## Goal
Each line that holds the string "Akma" counts once; say how many such lines there are and add nothing.

## Dataset rows
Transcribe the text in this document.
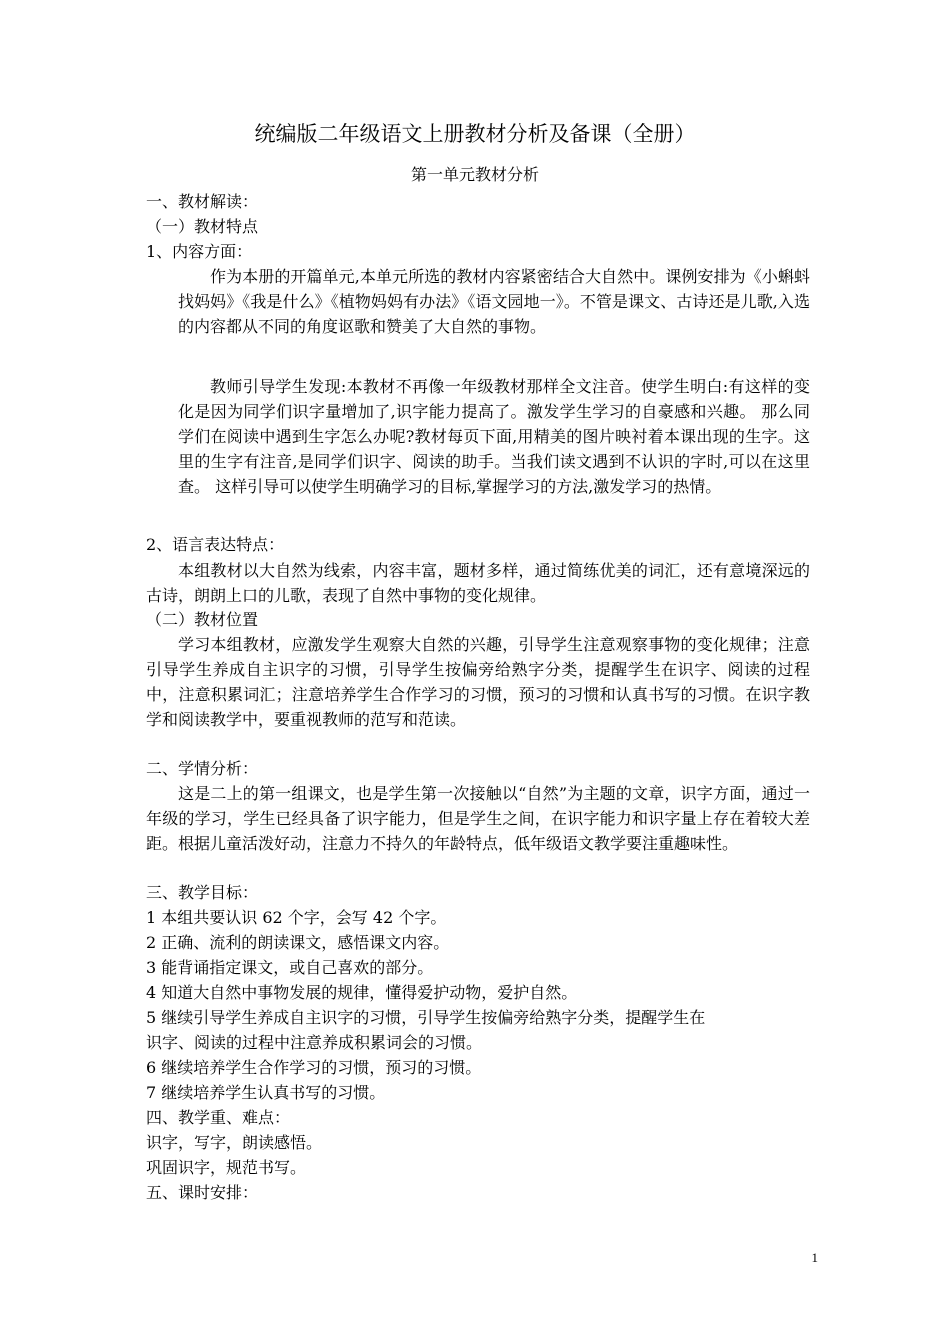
统编版二年级语文上册教材分析及备课（全册）
第一单元教材分析
一、教材解读：
（一）教材特点
1、内容方面：

作为本册的开篇单元,本单元所选的教材内容紧密结合大自然中。课例安排为《小蝌蚪找妈妈》《我是什么》《植物妈妈有办法》《语文园地一》。不管是课文、古诗还是儿歌,入选的内容都从不同的角度讴歌和赞美了大自然的事物。

教师引导学生发现:本教材不再像一年级教材那样全文注音。使学生明白:有这样的变化是因为同学们识字量增加了,识字能力提高了。激发学生学习的自豪感和兴趣。 那么同学们在阅读中遇到生字怎么办呢?教材每页下面,用精美的图片映衬着本课出现的生字。这里的生字有注音,是同学们识字、阅读的助手。当我们读文遇到不认识的字时,可以在这里查。 这样引导可以使学生明确学习的目标,掌握学习的方法,激发学习的热情。

2、语言表达特点：

本组教材以大自然为线索，内容丰富，题材多样，通过简练优美的词汇，还有意境深远的古诗，朗朗上口的儿歌，表现了自然中事物的变化规律。

（二）教材位置

学习本组教材，应激发学生观察大自然的兴趣，引导学生注意观察事物的变化规律；注意引导学生养成自主识字的习惯，引导学生按偏旁给熟字分类，提醒学生在识字、阅读的过程中，注意积累词汇；注意培养学生合作学习的习惯，预习的习惯和认真书写的习惯。在识字教学和阅读教学中，要重视教师的范写和范读。

二、学情分析：

这是二上的第一组课文，也是学生第一次接触以“自然”为主题的文章，识字方面，通过一年级的学习，学生已经具备了识字能力，但是学生之间，在识字能力和识字量上存在着较大差距。根据儿童活泼好动，注意力不持久的年龄特点，低年级语文教学要注重趣味性。

三、教学目标：
1 本组共要认识 62 个字，会写 42 个字。
2 正确、流利的朗读课文，感悟课文内容。
3 能背诵指定课文，或自己喜欢的部分。
4 知道大自然中事物发展的规律，懂得爱护动物，爱护自然。
5 继续引导学生养成自主识字的习惯，引导学生按偏旁给熟字分类，提醒学生在
识字、阅读的过程中注意养成积累词会的习惯。
6 继续培养学生合作学习的习惯，预习的习惯。
7 继续培养学生认真书写的习惯。
四、教学重、难点：
识字，写字，朗读感悟。
巩固识字，规范书写。
五、课时安排：
1
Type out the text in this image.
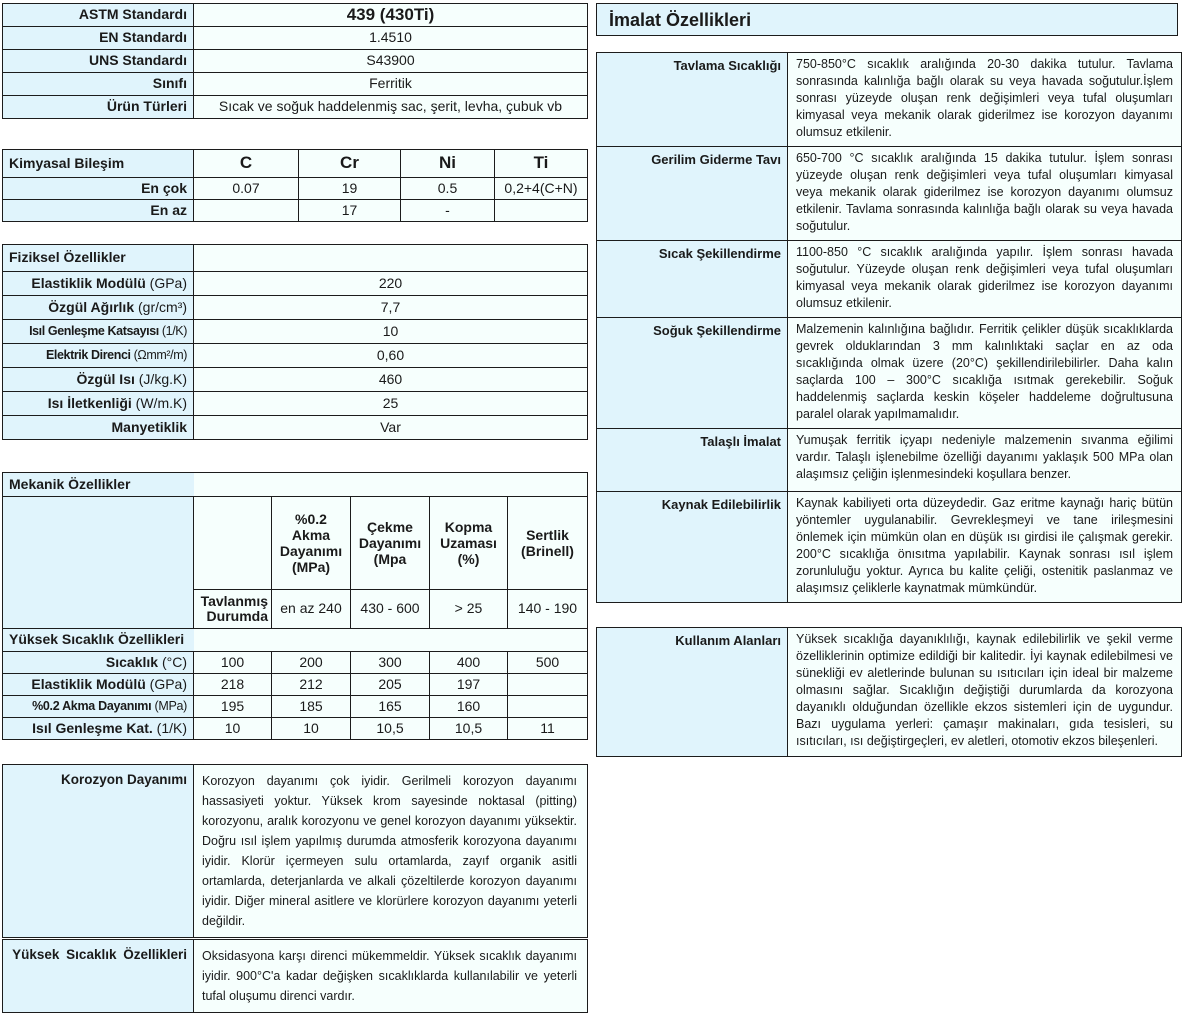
ASTM Standardı	439 (430Ti)
EN Standardı	1.4510
UNS Standardı	S43900
Sınıfı	Ferritik
Ürün Türleri	Sıcak ve soğuk haddelenmiş sac, şerit, levha, çubuk vb
Kimyasal Bileşim	C	Cr	Ni	Ti
En çok	0.07	19	0.5	0,2+4(C+N)
En az		17	-	
Fiziksel Özellikler	
Elastiklik Modülü (GPa)	220
Özgül Ağırlık (gr/cm³)	7,7
Isıl Genleşme Katsayısı (1/K)	10
Elektrik Direnci (Ωmm²/m)	0,60
Özgül Isı (J/kg.K)	460
Isı İletkenliği (W/m.K)	25
Manyetiklik	Var
Mekanik Özellikler					
		%0.2 Akma Dayanımı (MPa)	Çekme Dayanımı (Mpa	Kopma Uzaması (%)	Sertlik (Brinell)
	Tavlanmış Durumda	en az 240	430 - 600	> 25	140 - 190
Yüksek Sıcaklık Özellikleri					
Sıcaklık (°C)	100	200	300	400	500
Elastiklik Modülü (GPa)	218	212	205	197	
%0.2 Akma Dayanımı (MPa)	195	185	165	160	
Isıl Genleşme Kat. (1/K)	10	10	10,5	10,5	11
Korozyon Dayanımı	Korozyon dayanımı çok iyidir. Gerilmeli korozyon dayanımı hassasiyeti yoktur. Yüksek krom sayesinde noktasal (pitting) korozyonu, aralık korozyonu ve genel korozyon dayanımı yüksektir. Doğru ısıl işlem yapılmış durumda atmosferik korozyona dayanımı iyidir. Klorür içermeyen sulu ortamlarda, zayıf organik asitli ortamlarda, deterjanlarda ve alkali çözeltilerde korozyon dayanımı iyidir. Diğer mineral asitlere ve klorürlere korozyon dayanımı yeterli değildir.
Yüksek Sıcaklık Özellikleri	Oksidasyona karşı direnci mükemmeldir. Yüksek sıcaklık dayanımı iyidir. 900°C'a kadar değişken sıcaklıklarda kullanılabilir ve yeterli tufal oluşumu direnci vardır.
İmalat Özellikleri
Tavlama Sıcaklığı	750-850°C sıcaklık aralığında 20-30 dakika tutulur. Tavlama sonrasında kalınlığa bağlı olarak su veya havada soğutulur.İşlem sonrası yüzeyde oluşan renk değişimleri veya tufal oluşumları kimyasal veya mekanik olarak giderilmez ise korozyon dayanımı olumsuz etkilenir.
Gerilim Giderme Tavı	650-700 °C sıcaklık aralığında 15 dakika tutulur. İşlem sonrası yüzeyde oluşan renk değişimleri veya tufal oluşumları kimyasal veya mekanik olarak giderilmez ise korozyon dayanımı olumsuz etkilenir. Tavlama sonrasında kalınlığa bağlı olarak su veya havada soğutulur.
Sıcak Şekillendirme	1100-850 °C sıcaklık aralığında yapılır. İşlem sonrası havada soğutulur. Yüzeyde oluşan renk değişimleri veya tufal oluşumları kimyasal veya mekanik olarak giderilmez ise korozyon dayanımı olumsuz etkilenir.
Soğuk Şekillendirme	Malzemenin kalınlığına bağlıdır. Ferritik çelikler düşük sıcaklıklarda gevrek olduklarından 3 mm kalınlıktaki saçlar en az oda sıcaklığında olmak üzere (20°C) şekillendirilebilirler. Daha kalın saçlarda 100 – 300°C sıcaklığa ısıtmak gerekebilir. Soğuk haddelenmiş saçlarda keskin köşeler haddeleme doğrultusuna paralel olarak yapılmamalıdır.
Talaşlı İmalat	Yumuşak ferritik içyapı nedeniyle malzemenin sıvanma eğilimi vardır. Talaşlı işlenebilme özelliği dayanımı yaklaşık 500 MPa olan alaşımsız çeliğin işlenmesindeki koşullara benzer.
Kaynak Edilebilirlik	Kaynak kabiliyeti orta düzeydedir. Gaz eritme kaynağı hariç bütün yöntemler uygulanabilir. Gevrekleşmeyi ve tane irileşmesini önlemek için mümkün olan en düşük ısı girdisi ile çalışmak gerekir. 200°C sıcaklığa önısıtma yapılabilir. Kaynak sonrası ısıl işlem zorunluluğu yoktur. Ayrıca bu kalite çeliği, ostenitik paslanmaz ve alaşımsız çeliklerle kaynatmak mümkündür.
Kullanım Alanları	Yüksek sıcaklığa dayanıklılığı, kaynak edilebilirlik ve şekil verme özelliklerinin optimize edildiği bir kalitedir. İyi kaynak edilebilmesi ve sünekliği ev aletlerinde bulunan su ısıtıcıları için ideal bir malzeme olmasını sağlar. Sıcaklığın değiştiği durumlarda da korozyona dayanıklı olduğundan özellikle ekzos sistemleri için de uygundur. Bazı uygulama yerleri: çamaşır makinaları, gıda tesisleri, su ısıtıcıları, ısı değiştirgeçleri, ev aletleri, otomotiv ekzos bileşenleri.
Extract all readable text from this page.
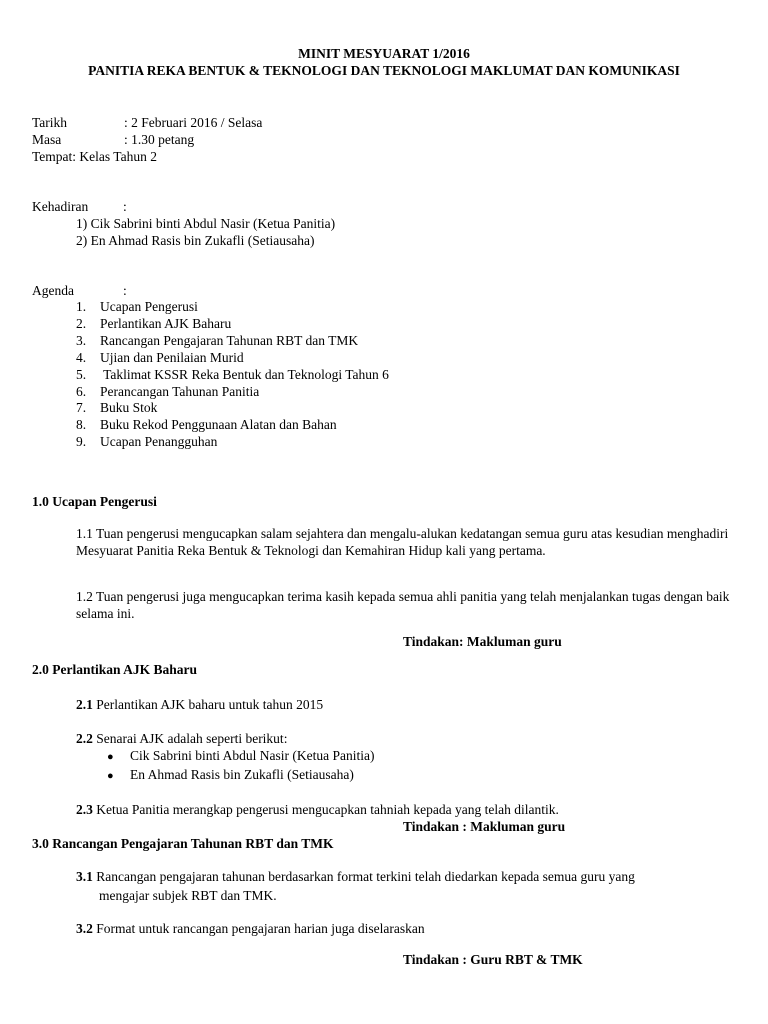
MINIT MESYUARAT 1/2016
PANITIA REKA BENTUK & TEKNOLOGI DAN TEKNOLOGI MAKLUMAT DAN KOMUNIKASI
Tarikh	: 2 Februari 2016 / Selasa
Masa	: 1.30 petang
Tempat: Kelas Tahun 2
Kehadiran	:
1) Cik Sabrini binti Abdul Nasir (Ketua Panitia)
2) En Ahmad Rasis bin Zukafli (Setiausaha)
Agenda	:
1. Ucapan Pengerusi
2. Perlantikan AJK Baharu
3. Rancangan Pengajaran Tahunan RBT dan TMK
4. Ujian dan Penilaian Murid
5. Taklimat KSSR Reka Bentuk dan Teknologi Tahun 6
6. Perancangan Tahunan Panitia
7. Buku Stok
8. Buku Rekod Penggunaan Alatan dan Bahan
9. Ucapan Penangguhan
1.0 Ucapan Pengerusi
1.1 Tuan pengerusi mengucapkan salam sejahtera dan mengalu-alukan kedatangan semua guru atas kesudian menghadiri Mesyuarat Panitia Reka Bentuk & Teknologi dan Kemahiran Hidup kali yang pertama.
1.2 Tuan pengerusi juga mengucapkan terima kasih kepada semua ahli panitia yang telah menjalankan tugas dengan baik selama ini.
Tindakan: Makluman guru
2.0 Perlantikan AJK Baharu
2.1 Perlantikan AJK baharu untuk tahun 2015
2.2 Senarai AJK adalah seperti berikut:
● Cik Sabrini binti Abdul Nasir (Ketua Panitia)
● En Ahmad Rasis bin Zukafli (Setiausaha)
2.3 Ketua Panitia merangkap pengerusi mengucapkan tahniah kepada yang telah dilantik.
Tindakan : Makluman guru
3.0 Rancangan Pengajaran Tahunan RBT dan TMK
3.1 Rancangan pengajaran tahunan berdasarkan format terkini telah diedarkan kepada semua guru yang
mengajar subjek RBT dan TMK.
3.2 Format untuk rancangan pengajaran harian juga diselaraskan
Tindakan : Guru RBT & TMK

## Solution to this exercise
2